### PROBLEM TO SOLVE
Output the data word for word, dropping every image.

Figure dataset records
-------------------------

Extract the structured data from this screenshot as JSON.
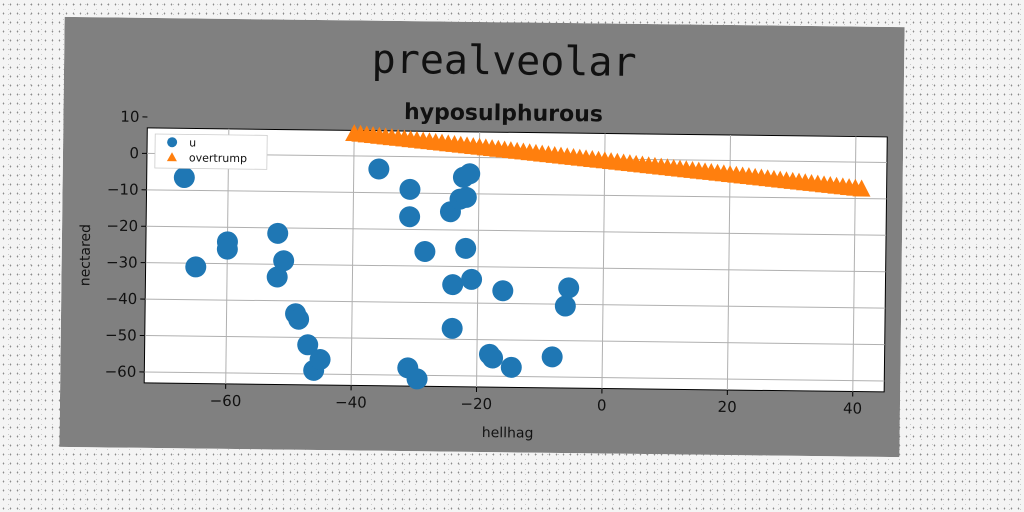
{
  "chart_data": {
    "type": "scatter",
    "title": "prealveolar",
    "subtitle": "hyposulphurous",
    "xlabel": "hellhag",
    "ylabel": "nectared",
    "xlim": [
      -73,
      45
    ],
    "ylim": [
      -63,
      7
    ],
    "xticks": [
      -60,
      -40,
      -20,
      0,
      20,
      40
    ],
    "yticks": [
      10,
      0,
      -10,
      -20,
      -30,
      -40,
      -50,
      -60
    ],
    "grid": true,
    "legend_position": "top-left",
    "series": [
      {
        "name": "u",
        "marker": "circle",
        "color": "#1f77b4",
        "points": [
          [
            -67,
            -6.5
          ],
          [
            -65,
            -31
          ],
          [
            -60,
            -24
          ],
          [
            -60,
            -26
          ],
          [
            -52,
            -21.5
          ],
          [
            -52,
            -33.5
          ],
          [
            -51,
            -29
          ],
          [
            -49,
            -43.5
          ],
          [
            -48.5,
            -45
          ],
          [
            -47,
            -52
          ],
          [
            -46,
            -59
          ],
          [
            -45,
            -56
          ],
          [
            -36,
            -3.5
          ],
          [
            -31,
            -16.5
          ],
          [
            -31,
            -9
          ],
          [
            -31,
            -58
          ],
          [
            -29.5,
            -61
          ],
          [
            -28.5,
            -26
          ],
          [
            -24.5,
            -15
          ],
          [
            -24,
            -35
          ],
          [
            -24,
            -47
          ],
          [
            -23,
            -11.5
          ],
          [
            -22.5,
            -5.5
          ],
          [
            -22,
            -25
          ],
          [
            -22,
            -11
          ],
          [
            -21.5,
            -4.5
          ],
          [
            -21,
            -33.5
          ],
          [
            -18,
            -54
          ],
          [
            -17.5,
            -55
          ],
          [
            -16,
            -36.5
          ],
          [
            -14.5,
            -57.5
          ],
          [
            -8,
            -54.5
          ],
          [
            -6,
            -40.5
          ],
          [
            -5.5,
            -35.5
          ]
        ]
      },
      {
        "name": "overtrump",
        "marker": "triangle",
        "color": "#ff7f0e",
        "line": {
          "x_start": -40,
          "y_start": 6,
          "x_end": 41,
          "y_end": -7.5,
          "count": 82
        }
      }
    ]
  },
  "colors": {
    "figure_background": "#808080",
    "plot_background": "#ffffff",
    "grid": "#b0b0b0"
  }
}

-------------------------

### FINAL RESULT
Extract the structured data from this screenshot as JSON.
{
  "chart_data": {
    "type": "scatter",
    "title": "prealveolar",
    "subtitle": "hyposulphurous",
    "xlabel": "hellhag",
    "ylabel": "nectared",
    "xlim": [
      -73,
      45
    ],
    "ylim": [
      -63,
      7
    ],
    "xticks": [
      -60,
      -40,
      -20,
      0,
      20,
      40
    ],
    "yticks": [
      10,
      0,
      -10,
      -20,
      -30,
      -40,
      -50,
      -60
    ],
    "grid": true,
    "legend_position": "top-left",
    "series": [
      {
        "name": "u",
        "marker": "circle",
        "color": "#1f77b4",
        "points": [
          [
            -67,
            -6.5
          ],
          [
            -65,
            -31
          ],
          [
            -60,
            -24
          ],
          [
            -60,
            -26
          ],
          [
            -52,
            -21.5
          ],
          [
            -52,
            -33.5
          ],
          [
            -51,
            -29
          ],
          [
            -49,
            -43.5
          ],
          [
            -48.5,
            -45
          ],
          [
            -47,
            -52
          ],
          [
            -46,
            -59
          ],
          [
            -45,
            -56
          ],
          [
            -36,
            -3.5
          ],
          [
            -31,
            -16.5
          ],
          [
            -31,
            -9
          ],
          [
            -31,
            -58
          ],
          [
            -29.5,
            -61
          ],
          [
            -28.5,
            -26
          ],
          [
            -24.5,
            -15
          ],
          [
            -24,
            -35
          ],
          [
            -24,
            -47
          ],
          [
            -23,
            -11.5
          ],
          [
            -22.5,
            -5.5
          ],
          [
            -22,
            -25
          ],
          [
            -22,
            -11
          ],
          [
            -21.5,
            -4.5
          ],
          [
            -21,
            -33.5
          ],
          [
            -18,
            -54
          ],
          [
            -17.5,
            -55
          ],
          [
            -16,
            -36.5
          ],
          [
            -14.5,
            -57.5
          ],
          [
            -8,
            -54.5
          ],
          [
            -6,
            -40.5
          ],
          [
            -5.5,
            -35.5
          ]
        ]
      },
      {
        "name": "overtrump",
        "marker": "triangle",
        "color": "#ff7f0e",
        "line": {
          "x_start": -40,
          "y_start": 6,
          "x_end": 41,
          "y_end": -7.5,
          "count": 82
        }
      }
    ]
  },
  "colors": {
    "figure_background": "#808080",
    "plot_background": "#ffffff",
    "grid": "#b0b0b0"
  }
}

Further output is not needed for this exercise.